-- Start --
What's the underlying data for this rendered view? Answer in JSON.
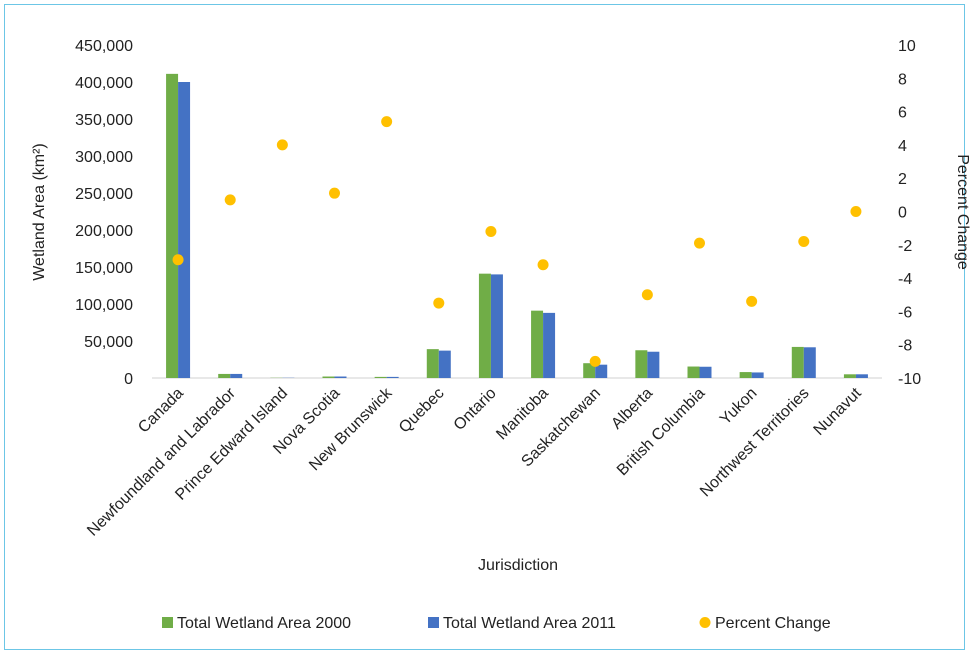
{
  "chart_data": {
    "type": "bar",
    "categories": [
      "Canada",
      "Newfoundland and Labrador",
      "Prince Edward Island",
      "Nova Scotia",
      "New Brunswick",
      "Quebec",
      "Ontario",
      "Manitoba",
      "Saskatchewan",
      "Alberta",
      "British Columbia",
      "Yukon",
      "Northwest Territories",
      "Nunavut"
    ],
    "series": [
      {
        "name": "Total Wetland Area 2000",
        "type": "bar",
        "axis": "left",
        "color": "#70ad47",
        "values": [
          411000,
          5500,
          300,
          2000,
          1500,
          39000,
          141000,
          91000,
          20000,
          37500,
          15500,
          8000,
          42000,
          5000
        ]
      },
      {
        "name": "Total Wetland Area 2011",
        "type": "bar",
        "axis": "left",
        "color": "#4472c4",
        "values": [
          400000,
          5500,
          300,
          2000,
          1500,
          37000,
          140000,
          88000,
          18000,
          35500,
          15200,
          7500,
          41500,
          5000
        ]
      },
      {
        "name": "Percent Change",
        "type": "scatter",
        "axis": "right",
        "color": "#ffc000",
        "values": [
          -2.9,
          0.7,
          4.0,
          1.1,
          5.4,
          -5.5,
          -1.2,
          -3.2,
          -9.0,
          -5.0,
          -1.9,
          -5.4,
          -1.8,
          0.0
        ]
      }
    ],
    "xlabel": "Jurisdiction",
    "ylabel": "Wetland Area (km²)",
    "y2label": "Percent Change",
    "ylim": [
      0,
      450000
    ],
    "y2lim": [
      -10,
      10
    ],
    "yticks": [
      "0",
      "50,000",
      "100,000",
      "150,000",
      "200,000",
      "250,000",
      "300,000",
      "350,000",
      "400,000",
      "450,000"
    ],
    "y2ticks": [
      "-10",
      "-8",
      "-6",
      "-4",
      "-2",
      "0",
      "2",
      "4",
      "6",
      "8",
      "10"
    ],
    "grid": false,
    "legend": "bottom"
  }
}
-- End --
TO DO:
Using the material above, count the lines containing the word "color". Reply with the number alone.

RESULT OF THE TASK:
3